Extracted information.
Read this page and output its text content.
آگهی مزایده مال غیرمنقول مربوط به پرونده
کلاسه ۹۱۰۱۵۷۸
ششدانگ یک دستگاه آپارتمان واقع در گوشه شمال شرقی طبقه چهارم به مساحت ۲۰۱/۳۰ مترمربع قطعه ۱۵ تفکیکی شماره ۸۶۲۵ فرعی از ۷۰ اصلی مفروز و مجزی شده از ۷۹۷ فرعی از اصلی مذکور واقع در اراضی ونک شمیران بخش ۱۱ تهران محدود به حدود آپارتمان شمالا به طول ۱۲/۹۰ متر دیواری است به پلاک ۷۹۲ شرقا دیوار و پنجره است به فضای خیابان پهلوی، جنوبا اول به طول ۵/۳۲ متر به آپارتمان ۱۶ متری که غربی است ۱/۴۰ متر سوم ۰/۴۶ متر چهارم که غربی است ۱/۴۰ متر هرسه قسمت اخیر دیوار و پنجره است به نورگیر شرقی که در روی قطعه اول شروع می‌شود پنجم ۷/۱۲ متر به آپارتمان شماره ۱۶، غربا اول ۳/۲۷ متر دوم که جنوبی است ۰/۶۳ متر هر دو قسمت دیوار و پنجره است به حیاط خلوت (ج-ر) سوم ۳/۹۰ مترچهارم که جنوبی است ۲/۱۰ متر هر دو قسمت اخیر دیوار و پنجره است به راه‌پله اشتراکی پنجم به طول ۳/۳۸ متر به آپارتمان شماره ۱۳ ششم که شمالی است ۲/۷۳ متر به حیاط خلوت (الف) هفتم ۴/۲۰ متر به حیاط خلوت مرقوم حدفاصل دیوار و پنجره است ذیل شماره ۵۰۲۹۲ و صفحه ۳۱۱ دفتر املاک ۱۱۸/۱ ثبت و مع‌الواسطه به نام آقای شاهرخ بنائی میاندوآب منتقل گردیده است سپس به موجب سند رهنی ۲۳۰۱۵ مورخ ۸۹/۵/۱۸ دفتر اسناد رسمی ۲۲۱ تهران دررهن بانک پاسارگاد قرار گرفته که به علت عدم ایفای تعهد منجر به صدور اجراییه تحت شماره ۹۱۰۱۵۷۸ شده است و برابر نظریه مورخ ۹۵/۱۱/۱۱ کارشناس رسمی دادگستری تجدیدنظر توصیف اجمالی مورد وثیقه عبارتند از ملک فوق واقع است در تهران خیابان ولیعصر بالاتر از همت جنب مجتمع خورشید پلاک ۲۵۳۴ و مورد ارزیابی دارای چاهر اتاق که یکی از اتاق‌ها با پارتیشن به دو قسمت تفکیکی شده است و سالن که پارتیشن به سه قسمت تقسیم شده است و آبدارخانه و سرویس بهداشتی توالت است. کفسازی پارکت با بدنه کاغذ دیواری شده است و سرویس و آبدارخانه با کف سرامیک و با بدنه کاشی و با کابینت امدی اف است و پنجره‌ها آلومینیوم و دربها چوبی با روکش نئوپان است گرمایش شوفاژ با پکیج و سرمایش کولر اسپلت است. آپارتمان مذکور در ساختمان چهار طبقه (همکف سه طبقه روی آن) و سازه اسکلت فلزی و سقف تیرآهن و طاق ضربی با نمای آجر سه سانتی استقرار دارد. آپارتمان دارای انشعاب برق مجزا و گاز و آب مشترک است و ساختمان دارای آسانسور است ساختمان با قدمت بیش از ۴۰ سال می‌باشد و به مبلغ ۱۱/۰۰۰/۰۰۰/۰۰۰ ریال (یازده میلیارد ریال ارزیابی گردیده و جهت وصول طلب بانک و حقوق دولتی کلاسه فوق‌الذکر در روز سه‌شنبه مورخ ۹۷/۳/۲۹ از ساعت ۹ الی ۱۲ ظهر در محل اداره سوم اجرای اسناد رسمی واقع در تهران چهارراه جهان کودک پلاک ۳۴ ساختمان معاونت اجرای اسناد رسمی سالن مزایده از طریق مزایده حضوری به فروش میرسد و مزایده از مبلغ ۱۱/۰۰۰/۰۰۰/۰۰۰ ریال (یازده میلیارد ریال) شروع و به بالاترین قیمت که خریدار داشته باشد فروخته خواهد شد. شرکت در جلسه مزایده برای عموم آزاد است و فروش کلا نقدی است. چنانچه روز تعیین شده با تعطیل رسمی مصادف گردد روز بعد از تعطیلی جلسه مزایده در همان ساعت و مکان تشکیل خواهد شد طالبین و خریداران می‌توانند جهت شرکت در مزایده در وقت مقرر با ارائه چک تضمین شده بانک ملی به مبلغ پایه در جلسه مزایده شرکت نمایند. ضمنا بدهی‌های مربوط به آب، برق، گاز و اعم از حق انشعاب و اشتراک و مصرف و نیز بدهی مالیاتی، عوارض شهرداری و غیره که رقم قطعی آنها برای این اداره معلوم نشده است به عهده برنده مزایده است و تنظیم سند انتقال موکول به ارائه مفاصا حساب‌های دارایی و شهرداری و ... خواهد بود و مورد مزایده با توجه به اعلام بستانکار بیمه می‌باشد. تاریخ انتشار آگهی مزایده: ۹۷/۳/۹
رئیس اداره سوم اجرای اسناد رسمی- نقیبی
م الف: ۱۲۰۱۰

Exercise objective. Write out the listing once more, matching it exactly.

Solution for this exercise.
Read this page and output its text content.
آگهی مزایده مال غیرمنقول مربوط به پرونده
کلاسه ۹۱۰۱۵۷۸
ششدانگ یک دستگاه آپارتمان واقع در گوشه شمال شرقی طبقه چهارم به مساحت ۲۰۱/۳۰ مترمربع قطعه ۱۵ تفکیکی شماره ۸۶۲۵ فرعی از ۷۰ اصلی مفروز و مجزی شده از ۷۹۷ فرعی از اصلی مذکور واقع در اراضی ونک شمیران بخش ۱۱ تهران محدود به حدود آپارتمان شمالا به طول ۱۲/۹۰ متر دیواری است به پلاک ۷۹۲ شرقا دیوار و پنجره است به فضای خیابان پهلوی، جنوبا اول به طول ۵/۳۲ متر به آپارتمان ۱۶ متری که غربی است ۱/۴۰ متر سوم ۰/۴۶ متر چهارم که غربی است ۱/۴۰ متر هرسه قسمت اخیر دیوار و پنجره است به نورگیر شرقی که در روی قطعه اول شروع می‌شود پنجم ۷/۱۲ متر به آپارتمان شماره ۱۶، غربا اول ۳/۲۷ متر دوم که جنوبی است ۰/۶۳ متر هر دو قسمت دیوار و پنجره است به حیاط خلوت (ج-ر) سوم ۳/۹۰ مترچهارم که جنوبی است ۲/۱۰ متر هر دو قسمت اخیر دیوار و پنجره است به راه‌پله اشتراکی پنجم به طول ۳/۳۸ متر به آپارتمان شماره ۱۳ ششم که شمالی است ۲/۷۳ متر به حیاط خلوت (الف) هفتم ۴/۲۰ متر به حیاط خلوت مرقوم حدفاصل دیوار و پنجره است ذیل شماره ۵۰۲۹۲ و صفحه ۳۱۱ دفتر املاک ۱۱۸/۱ ثبت و مع‌الواسطه به نام آقای شاهرخ بنائی میاندوآب منتقل گردیده است سپس به موجب سند رهنی ۲۳۰۱۵ مورخ ۸۹/۵/۱۸ دفتر اسناد رسمی ۲۲۱ تهران دررهن بانک پاسارگاد قرار گرفته که به علت عدم ایفای تعهد منجر به صدور اجراییه تحت شماره ۹۱۰۱۵۷۸ شده است و برابر نظریه مورخ ۹۵/۱۱/۱۱ کارشناس رسمی دادگستری تجدیدنظر توصیف اجمالی مورد وثیقه عبارتند از ملک فوق واقع است در تهران خیابان ولیعصر بالاتر از همت جنب مجتمع خورشید پلاک ۲۵۳۴ و مورد ارزیابی دارای چاهر اتاق که یکی از اتاق‌ها با پارتیشن به دو قسمت تفکیکی شده است و سالن که پارتیشن به سه قسمت تقسیم شده است و آبدارخانه و سرویس بهداشتی توالت است. کفسازی پارکت با بدنه کاغذ دیواری شده است و سرویس و آبدارخانه با کف سرامیک و با بدنه کاشی و با کابینت امدی اف است و پنجره‌ها آلومینیوم و دربها چوبی با روکش نئوپان است گرمایش شوفاژ با پکیج و سرمایش کولر اسپلت است. آپارتمان مذکور در ساختمان چهار طبقه (همکف سه طبقه روی آن) و سازه اسکلت فلزی و سقف تیرآهن و طاق ضربی با نمای آجر سه سانتی استقرار دارد. آپارتمان دارای انشعاب برق مجزا و گاز و آب مشترک است و ساختمان دارای آسانسور است ساختمان با قدمت بیش از ۴۰ سال می‌باشد و به مبلغ ۱۱/۰۰۰/۰۰۰/۰۰۰ ریال (یازده میلیارد ریال ارزیابی گردیده و جهت وصول طلب بانک و حقوق دولتی کلاسه فوق‌الذکر در روز سه‌شنبه مورخ ۹۷/۳/۲۹ از ساعت ۹ الی ۱۲ ظهر در محل اداره سوم اجرای اسناد رسمی واقع در تهران چهارراه جهان کودک پلاک ۳۴ ساختمان معاونت اجرای اسناد رسمی سالن مزایده از طریق مزایده حضوری به فروش میرسد و مزایده از مبلغ ۱۱/۰۰۰/۰۰۰/۰۰۰ ریال (یازده میلیارد ریال) شروع و به بالاترین قیمت که خریدار داشته باشد فروخته خواهد شد. شرکت در جلسه مزایده برای عموم آزاد است و فروش کلا نقدی است. چنانچه روز تعیین شده با تعطیل رسمی مصادف گردد روز بعد از تعطیلی جلسه مزایده در همان ساعت و مکان تشکیل خواهد شد طالبین و خریداران می‌توانند جهت شرکت در مزایده در وقت مقرر با ارائه چک تضمین شده بانک ملی به مبلغ پایه در جلسه مزایده شرکت نمایند. ضمنا بدهی‌های مربوط به آب، برق، گاز و اعم از حق انشعاب و اشتراک و مصرف و نیز بدهی مالیاتی، عوارض شهرداری و غیره که رقم قطعی آنها برای این اداره معلوم نشده است به عهده برنده مزایده است و تنظیم سند انتقال موکول به ارائه مفاصا حساب‌های دارایی و شهرداری و ... خواهد بود و مورد مزایده با توجه به اعلام بستانکار بیمه می‌باشد. تاریخ انتشار آگهی مزایده: ۹۷/۳/۹
رئیس اداره سوم اجرای اسناد رسمی- نقیبی
م الف: ۱۲۰۱۰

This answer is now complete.